*Task description:* Find each line holding the word "dosahu" and give the number of such lines, nothing else.

--- Begin ---

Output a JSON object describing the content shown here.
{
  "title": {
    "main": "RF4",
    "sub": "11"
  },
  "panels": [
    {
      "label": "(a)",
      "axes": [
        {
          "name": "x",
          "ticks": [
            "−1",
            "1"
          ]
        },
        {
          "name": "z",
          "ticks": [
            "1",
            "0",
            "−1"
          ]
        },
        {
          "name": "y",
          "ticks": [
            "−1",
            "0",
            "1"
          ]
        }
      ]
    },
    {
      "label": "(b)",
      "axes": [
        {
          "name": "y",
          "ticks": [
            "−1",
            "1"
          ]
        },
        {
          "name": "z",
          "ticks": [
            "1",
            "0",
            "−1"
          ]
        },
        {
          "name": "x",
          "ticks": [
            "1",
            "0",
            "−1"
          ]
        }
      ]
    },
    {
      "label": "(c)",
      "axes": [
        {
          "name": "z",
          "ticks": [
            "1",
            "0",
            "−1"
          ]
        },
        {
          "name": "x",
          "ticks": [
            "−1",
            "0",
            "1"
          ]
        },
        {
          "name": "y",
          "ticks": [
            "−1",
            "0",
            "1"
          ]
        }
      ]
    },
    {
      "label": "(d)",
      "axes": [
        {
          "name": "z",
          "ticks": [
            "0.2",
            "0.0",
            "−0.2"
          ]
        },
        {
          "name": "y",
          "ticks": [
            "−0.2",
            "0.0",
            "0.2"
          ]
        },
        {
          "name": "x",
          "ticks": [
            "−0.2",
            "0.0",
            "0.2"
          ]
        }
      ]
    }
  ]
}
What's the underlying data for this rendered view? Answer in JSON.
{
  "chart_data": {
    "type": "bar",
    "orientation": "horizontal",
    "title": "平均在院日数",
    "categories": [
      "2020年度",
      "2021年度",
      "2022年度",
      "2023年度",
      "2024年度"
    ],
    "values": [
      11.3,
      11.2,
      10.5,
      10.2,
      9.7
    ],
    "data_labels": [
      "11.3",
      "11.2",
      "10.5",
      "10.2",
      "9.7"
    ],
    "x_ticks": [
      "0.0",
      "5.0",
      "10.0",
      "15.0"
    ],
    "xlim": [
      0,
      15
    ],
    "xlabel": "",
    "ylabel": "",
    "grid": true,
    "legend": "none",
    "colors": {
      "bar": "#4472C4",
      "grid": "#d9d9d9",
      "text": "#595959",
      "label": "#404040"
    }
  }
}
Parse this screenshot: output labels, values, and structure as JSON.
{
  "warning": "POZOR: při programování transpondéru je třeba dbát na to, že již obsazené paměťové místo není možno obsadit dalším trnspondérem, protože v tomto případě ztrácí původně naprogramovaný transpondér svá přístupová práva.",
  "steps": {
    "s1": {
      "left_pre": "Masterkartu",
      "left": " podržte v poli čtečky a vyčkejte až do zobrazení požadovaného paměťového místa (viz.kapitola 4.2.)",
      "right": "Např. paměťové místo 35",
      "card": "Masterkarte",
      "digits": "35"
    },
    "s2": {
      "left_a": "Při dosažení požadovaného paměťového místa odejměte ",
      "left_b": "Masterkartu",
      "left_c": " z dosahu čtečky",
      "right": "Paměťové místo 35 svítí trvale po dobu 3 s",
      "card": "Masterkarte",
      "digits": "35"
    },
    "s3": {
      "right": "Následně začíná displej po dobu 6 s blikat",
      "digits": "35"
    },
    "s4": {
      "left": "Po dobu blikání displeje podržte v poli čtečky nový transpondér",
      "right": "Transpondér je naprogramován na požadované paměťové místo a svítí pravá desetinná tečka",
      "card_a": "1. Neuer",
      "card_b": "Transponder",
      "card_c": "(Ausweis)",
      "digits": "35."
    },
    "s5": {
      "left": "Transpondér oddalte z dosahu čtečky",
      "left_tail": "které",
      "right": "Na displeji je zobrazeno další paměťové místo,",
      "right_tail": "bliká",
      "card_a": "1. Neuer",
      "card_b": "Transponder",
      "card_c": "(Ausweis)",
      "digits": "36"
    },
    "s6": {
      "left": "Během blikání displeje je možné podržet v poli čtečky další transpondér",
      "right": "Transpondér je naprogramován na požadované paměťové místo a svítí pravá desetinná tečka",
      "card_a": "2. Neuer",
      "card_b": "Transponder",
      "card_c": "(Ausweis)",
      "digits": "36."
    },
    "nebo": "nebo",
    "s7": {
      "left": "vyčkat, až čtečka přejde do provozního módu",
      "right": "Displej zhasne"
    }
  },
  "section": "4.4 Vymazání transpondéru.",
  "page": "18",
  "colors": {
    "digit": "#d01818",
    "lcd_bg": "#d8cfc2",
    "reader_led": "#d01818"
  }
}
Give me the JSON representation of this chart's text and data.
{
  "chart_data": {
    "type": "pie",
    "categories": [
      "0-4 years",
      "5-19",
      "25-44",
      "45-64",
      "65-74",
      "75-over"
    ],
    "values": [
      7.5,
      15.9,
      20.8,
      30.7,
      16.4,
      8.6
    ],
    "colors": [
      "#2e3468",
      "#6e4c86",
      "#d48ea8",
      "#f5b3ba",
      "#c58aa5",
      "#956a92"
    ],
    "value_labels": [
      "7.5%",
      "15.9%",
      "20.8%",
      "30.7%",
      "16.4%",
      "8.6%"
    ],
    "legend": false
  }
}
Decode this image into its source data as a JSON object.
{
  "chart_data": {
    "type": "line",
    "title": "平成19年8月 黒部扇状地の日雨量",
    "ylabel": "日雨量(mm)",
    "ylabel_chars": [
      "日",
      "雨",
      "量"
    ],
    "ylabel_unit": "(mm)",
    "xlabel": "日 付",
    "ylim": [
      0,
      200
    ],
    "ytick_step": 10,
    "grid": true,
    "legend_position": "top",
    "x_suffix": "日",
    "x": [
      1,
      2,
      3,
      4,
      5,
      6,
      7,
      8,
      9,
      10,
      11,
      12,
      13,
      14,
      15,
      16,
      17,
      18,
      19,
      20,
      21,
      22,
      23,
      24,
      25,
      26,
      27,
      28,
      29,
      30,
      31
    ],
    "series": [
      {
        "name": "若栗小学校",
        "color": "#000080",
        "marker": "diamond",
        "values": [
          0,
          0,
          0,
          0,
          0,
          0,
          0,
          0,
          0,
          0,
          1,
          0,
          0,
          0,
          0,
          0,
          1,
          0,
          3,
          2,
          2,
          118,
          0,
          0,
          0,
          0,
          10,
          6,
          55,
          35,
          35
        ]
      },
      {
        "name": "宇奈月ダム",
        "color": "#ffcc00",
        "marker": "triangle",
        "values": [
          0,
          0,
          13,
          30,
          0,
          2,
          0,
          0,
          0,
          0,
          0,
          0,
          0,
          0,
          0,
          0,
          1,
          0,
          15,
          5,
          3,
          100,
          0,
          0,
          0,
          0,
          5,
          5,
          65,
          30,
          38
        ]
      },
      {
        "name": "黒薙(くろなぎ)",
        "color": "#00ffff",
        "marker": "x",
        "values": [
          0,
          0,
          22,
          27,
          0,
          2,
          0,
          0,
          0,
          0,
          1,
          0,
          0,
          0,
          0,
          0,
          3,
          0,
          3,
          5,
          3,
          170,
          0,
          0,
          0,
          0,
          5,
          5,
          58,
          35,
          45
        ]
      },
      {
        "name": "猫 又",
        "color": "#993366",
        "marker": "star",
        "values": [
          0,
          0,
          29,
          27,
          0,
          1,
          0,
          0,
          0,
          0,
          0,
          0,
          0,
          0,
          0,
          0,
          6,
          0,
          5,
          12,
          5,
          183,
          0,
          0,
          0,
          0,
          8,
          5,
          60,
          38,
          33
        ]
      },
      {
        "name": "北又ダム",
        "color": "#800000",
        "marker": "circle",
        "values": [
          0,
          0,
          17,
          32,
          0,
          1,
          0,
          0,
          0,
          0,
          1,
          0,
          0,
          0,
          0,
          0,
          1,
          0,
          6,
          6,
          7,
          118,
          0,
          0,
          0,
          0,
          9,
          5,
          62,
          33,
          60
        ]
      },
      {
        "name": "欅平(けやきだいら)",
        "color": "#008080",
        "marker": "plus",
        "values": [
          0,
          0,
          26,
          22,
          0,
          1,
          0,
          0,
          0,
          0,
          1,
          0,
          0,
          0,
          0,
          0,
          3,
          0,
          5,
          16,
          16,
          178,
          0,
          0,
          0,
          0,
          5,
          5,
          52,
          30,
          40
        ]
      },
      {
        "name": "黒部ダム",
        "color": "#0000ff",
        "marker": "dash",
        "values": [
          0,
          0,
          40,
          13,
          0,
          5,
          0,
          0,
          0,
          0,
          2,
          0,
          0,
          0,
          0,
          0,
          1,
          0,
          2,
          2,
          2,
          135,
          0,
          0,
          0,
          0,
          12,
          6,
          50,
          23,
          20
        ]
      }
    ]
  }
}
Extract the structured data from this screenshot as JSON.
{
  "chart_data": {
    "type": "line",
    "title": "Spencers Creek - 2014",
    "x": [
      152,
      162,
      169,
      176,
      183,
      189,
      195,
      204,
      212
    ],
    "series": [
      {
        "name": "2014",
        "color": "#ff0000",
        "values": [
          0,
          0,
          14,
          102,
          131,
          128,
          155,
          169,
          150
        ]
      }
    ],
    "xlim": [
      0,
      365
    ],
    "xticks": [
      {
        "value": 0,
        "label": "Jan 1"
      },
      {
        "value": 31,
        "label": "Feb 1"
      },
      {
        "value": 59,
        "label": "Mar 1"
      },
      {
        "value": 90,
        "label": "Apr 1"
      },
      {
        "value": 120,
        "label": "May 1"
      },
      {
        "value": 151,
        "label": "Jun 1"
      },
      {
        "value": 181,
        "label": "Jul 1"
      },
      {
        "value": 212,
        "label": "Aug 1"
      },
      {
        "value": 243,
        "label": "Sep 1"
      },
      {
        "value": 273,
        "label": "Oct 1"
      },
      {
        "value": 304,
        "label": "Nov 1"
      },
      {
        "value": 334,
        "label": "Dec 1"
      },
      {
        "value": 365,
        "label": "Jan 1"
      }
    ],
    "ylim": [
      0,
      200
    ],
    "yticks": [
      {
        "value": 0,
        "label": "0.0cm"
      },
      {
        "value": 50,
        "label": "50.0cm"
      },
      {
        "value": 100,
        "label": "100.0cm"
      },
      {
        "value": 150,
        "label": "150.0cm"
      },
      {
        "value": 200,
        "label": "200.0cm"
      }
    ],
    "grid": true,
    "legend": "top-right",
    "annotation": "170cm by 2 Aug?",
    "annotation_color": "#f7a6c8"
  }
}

--- End ---

*Answer for this exercise:* 2